*PROBLEM TO WORK ON*: Sort through the data and copy the lines holding the word "exchange".

*GIVEN RECORDS*:
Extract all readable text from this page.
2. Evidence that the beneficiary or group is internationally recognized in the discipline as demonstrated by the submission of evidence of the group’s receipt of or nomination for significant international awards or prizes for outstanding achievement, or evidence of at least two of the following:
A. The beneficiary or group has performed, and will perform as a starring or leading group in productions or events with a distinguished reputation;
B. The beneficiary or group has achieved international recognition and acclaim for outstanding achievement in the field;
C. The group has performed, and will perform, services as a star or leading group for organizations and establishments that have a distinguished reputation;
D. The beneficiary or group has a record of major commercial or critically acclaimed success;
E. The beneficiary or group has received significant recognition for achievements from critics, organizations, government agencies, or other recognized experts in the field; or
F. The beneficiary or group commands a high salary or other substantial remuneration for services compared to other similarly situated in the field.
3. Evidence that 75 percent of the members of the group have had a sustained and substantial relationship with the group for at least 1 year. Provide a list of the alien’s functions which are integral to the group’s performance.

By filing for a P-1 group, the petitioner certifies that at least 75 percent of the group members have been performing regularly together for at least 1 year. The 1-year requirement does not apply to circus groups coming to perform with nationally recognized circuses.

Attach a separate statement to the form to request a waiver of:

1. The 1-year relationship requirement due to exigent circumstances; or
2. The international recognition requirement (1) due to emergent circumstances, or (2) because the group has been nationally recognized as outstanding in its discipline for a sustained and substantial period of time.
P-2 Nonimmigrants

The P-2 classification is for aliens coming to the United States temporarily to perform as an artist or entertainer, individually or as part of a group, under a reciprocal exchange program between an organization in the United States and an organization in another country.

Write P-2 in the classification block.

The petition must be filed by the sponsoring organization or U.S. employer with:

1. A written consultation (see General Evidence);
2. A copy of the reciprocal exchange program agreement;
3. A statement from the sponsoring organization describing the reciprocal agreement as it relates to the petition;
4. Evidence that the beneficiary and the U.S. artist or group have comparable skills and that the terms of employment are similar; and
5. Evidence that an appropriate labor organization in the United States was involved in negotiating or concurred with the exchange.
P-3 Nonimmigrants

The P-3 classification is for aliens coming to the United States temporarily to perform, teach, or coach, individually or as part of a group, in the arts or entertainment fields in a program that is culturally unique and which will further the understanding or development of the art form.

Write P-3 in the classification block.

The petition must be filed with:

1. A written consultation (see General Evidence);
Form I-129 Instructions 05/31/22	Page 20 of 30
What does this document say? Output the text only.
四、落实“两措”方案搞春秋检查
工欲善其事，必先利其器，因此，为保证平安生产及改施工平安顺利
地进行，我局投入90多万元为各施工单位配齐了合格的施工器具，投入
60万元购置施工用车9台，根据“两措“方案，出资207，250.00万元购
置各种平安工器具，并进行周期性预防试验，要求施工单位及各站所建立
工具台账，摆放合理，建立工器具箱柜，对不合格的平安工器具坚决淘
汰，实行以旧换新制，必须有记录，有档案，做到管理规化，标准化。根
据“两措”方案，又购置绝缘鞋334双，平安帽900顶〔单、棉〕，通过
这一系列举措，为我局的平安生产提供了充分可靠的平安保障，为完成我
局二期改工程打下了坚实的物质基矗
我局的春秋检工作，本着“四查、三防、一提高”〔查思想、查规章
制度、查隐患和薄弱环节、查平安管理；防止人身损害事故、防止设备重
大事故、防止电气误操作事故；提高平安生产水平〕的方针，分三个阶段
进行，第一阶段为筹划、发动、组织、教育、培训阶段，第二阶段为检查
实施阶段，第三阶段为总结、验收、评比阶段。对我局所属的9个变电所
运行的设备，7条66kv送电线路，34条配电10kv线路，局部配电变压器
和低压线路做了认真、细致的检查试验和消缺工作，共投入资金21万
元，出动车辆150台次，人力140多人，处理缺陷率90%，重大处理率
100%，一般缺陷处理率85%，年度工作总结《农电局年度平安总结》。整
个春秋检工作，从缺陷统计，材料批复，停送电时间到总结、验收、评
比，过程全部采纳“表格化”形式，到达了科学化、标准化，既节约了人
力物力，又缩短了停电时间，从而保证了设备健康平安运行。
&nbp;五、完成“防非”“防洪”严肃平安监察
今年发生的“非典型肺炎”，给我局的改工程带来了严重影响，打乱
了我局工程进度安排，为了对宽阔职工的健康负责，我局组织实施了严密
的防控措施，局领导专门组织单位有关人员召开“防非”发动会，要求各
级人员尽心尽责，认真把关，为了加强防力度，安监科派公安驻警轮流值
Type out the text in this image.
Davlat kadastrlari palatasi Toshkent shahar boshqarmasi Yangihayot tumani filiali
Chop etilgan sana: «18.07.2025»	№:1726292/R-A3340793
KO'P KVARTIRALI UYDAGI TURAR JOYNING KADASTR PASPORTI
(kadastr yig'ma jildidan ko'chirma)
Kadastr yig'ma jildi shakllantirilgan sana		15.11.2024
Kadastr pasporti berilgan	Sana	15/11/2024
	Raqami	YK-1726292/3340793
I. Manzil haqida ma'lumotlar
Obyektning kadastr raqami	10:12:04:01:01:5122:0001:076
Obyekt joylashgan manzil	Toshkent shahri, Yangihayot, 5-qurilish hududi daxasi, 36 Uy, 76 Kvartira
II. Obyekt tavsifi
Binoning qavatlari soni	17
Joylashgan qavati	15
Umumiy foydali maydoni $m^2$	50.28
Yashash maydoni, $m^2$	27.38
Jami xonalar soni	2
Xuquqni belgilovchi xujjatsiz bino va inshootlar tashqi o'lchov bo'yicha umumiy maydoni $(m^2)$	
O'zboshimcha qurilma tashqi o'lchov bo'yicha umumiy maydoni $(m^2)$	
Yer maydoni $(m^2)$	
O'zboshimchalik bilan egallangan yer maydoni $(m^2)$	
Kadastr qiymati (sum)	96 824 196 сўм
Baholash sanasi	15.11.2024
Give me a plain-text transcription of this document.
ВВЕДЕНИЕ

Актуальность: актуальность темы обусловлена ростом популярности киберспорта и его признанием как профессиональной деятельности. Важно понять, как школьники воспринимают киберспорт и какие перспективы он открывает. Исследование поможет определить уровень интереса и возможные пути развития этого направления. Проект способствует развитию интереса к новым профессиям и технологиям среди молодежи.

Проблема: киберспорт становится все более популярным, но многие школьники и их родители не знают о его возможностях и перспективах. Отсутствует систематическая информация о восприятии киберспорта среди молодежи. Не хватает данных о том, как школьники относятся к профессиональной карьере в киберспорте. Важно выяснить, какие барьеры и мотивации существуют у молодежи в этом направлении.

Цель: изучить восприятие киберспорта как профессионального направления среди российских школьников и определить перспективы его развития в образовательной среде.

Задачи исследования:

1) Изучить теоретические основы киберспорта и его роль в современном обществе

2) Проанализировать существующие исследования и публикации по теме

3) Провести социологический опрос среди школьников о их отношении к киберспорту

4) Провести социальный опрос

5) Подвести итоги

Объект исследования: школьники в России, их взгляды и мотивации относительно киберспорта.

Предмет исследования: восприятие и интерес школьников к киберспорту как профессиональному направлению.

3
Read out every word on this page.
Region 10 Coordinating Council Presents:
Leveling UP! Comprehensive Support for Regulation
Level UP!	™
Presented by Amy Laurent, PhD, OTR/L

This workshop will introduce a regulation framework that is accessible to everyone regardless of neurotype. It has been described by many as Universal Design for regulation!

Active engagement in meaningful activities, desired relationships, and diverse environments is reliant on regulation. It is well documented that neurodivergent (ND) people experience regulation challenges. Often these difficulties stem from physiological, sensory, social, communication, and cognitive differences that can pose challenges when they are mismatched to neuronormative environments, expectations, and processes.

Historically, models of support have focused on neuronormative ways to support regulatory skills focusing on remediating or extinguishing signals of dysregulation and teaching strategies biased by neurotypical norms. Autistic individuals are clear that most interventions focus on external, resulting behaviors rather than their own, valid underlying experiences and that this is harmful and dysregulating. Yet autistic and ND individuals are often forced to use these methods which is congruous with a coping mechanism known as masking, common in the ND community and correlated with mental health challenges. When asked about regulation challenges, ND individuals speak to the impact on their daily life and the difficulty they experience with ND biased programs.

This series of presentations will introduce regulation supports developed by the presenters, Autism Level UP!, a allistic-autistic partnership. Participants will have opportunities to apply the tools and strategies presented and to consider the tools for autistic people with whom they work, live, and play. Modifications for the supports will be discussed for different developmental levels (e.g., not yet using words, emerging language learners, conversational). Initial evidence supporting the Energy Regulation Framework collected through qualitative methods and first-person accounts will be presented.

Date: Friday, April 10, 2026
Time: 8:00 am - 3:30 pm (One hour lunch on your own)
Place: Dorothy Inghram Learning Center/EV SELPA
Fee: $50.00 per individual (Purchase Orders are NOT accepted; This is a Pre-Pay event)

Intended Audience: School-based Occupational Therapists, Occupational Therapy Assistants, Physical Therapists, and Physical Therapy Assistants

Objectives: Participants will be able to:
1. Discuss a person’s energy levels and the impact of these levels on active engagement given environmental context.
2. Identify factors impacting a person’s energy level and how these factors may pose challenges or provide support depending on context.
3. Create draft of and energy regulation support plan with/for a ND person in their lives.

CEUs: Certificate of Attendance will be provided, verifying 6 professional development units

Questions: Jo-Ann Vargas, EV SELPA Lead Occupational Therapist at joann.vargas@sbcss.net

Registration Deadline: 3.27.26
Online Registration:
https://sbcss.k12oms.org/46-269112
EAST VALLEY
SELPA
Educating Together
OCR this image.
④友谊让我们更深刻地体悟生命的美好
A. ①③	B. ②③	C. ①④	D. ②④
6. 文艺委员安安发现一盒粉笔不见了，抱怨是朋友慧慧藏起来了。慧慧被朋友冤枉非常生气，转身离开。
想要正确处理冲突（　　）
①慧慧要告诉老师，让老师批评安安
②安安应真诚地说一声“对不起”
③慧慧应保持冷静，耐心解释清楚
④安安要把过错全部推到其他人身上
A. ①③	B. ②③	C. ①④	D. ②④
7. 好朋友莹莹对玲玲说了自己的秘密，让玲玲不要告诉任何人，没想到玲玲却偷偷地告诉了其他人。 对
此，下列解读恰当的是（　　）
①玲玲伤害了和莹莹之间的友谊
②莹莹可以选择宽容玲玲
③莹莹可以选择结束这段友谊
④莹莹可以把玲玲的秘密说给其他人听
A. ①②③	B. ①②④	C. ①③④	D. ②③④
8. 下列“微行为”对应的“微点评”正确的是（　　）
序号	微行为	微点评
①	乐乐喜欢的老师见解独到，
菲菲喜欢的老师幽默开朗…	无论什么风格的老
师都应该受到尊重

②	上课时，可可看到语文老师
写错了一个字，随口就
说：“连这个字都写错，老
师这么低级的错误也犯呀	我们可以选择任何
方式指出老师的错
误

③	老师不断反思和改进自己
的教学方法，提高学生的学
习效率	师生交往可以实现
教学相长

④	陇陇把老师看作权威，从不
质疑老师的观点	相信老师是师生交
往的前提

*ANSWER TO THE TASK*:
The P-2 classification is for aliens coming to the United States temporarily to perform as an artist or entertainer, individually or as part of a group, under a reciprocal exchange program between an organization in the United States and an organization in another country.
2. A copy of the reciprocal exchange program agreement;
5. Evidence that an appropriate labor organization in the United States was involved in negotiating or concurred with the exchange.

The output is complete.